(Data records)
★ ★ ★ ★ ★ ★ ★

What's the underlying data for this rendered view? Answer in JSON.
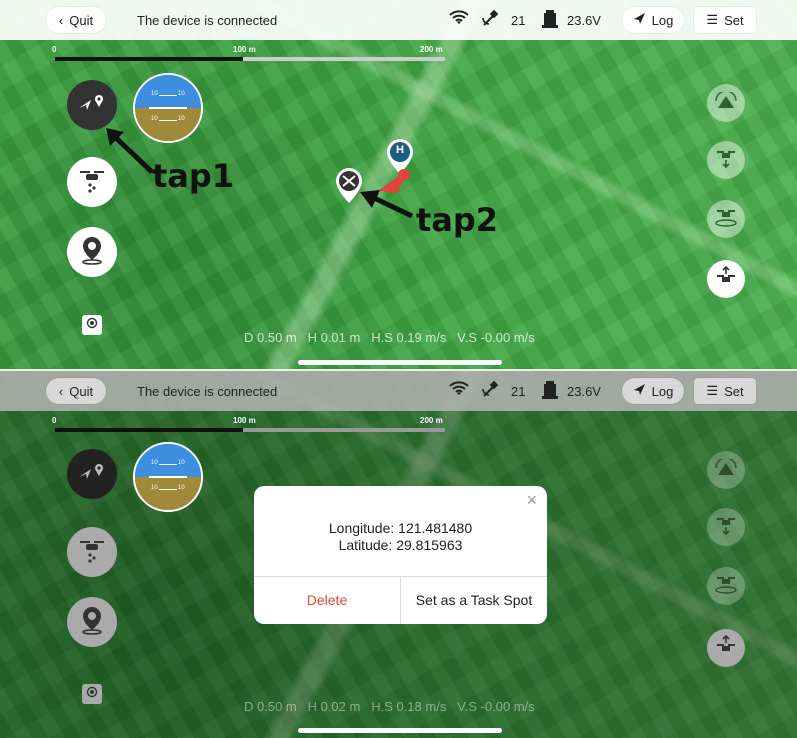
{
  "topbar": {
    "quit_label": "Quit",
    "status_text": "The device is connected",
    "satellite_count": "21",
    "voltage": "23.6V",
    "log_label": "Log",
    "set_label": "Set"
  },
  "scale": {
    "labels": [
      "0",
      "100 m",
      "200 m"
    ]
  },
  "panels": [
    {
      "telemetry": {
        "d": "D 0.50 m",
        "h": "H 0.01 m",
        "hs": "H.S 0.19 m/s",
        "vs": "V.S -0.00 m/s"
      }
    },
    {
      "telemetry": {
        "d": "D 0.50 m",
        "h": "H 0.02 m",
        "hs": "H.S 0.18 m/s",
        "vs": "V.S -0.00 m/s"
      }
    }
  ],
  "attitude": {
    "labels": [
      "10",
      "10",
      "10",
      "10"
    ]
  },
  "annotations": {
    "tap1": "tap1",
    "tap2": "tap2"
  },
  "home_marker": "H",
  "dialog": {
    "longitude": "Longitude: 121.481480",
    "latitude": "Latitude: 29.815963",
    "delete_label": "Delete",
    "task_label": "Set as a Task Spot",
    "close_glyph": "×"
  },
  "colors": {
    "delete": "#e0443b",
    "accent": "#2a6a8a",
    "home_marker": "#1f5d80"
  },
  "icons": [
    "back-chevron-icon",
    "wifi-icon",
    "satellite-icon",
    "battery-icon",
    "send-icon",
    "menu-icon",
    "plane-location-icon",
    "drone-icon",
    "location-pin-icon",
    "locate-icon",
    "takeoff-icon",
    "land-icon",
    "hover-icon",
    "return-icon"
  ]
}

★ ★ ★ ★ ★ ★ ★

## PROBLEM
In your copy, repeat each record exactly and include no pictures.

## SOLVED EXERCISE
What's the underlying data for this rendered view? Answer in JSON.
{
  "topbar": {
    "quit_label": "Quit",
    "status_text": "The device is connected",
    "satellite_count": "21",
    "voltage": "23.6V",
    "log_label": "Log",
    "set_label": "Set"
  },
  "scale": {
    "labels": [
      "0",
      "100 m",
      "200 m"
    ]
  },
  "panels": [
    {
      "telemetry": {
        "d": "D 0.50 m",
        "h": "H 0.01 m",
        "hs": "H.S 0.19 m/s",
        "vs": "V.S -0.00 m/s"
      }
    },
    {
      "telemetry": {
        "d": "D 0.50 m",
        "h": "H 0.02 m",
        "hs": "H.S 0.18 m/s",
        "vs": "V.S -0.00 m/s"
      }
    }
  ],
  "attitude": {
    "labels": [
      "10",
      "10",
      "10",
      "10"
    ]
  },
  "annotations": {
    "tap1": "tap1",
    "tap2": "tap2"
  },
  "home_marker": "H",
  "dialog": {
    "longitude": "Longitude: 121.481480",
    "latitude": "Latitude: 29.815963",
    "delete_label": "Delete",
    "task_label": "Set as a Task Spot",
    "close_glyph": "×"
  },
  "colors": {
    "delete": "#e0443b",
    "accent": "#2a6a8a",
    "home_marker": "#1f5d80"
  },
  "icons": [
    "back-chevron-icon",
    "wifi-icon",
    "satellite-icon",
    "battery-icon",
    "send-icon",
    "menu-icon",
    "plane-location-icon",
    "drone-icon",
    "location-pin-icon",
    "locate-icon",
    "takeoff-icon",
    "land-icon",
    "hover-icon",
    "return-icon"
  ]
}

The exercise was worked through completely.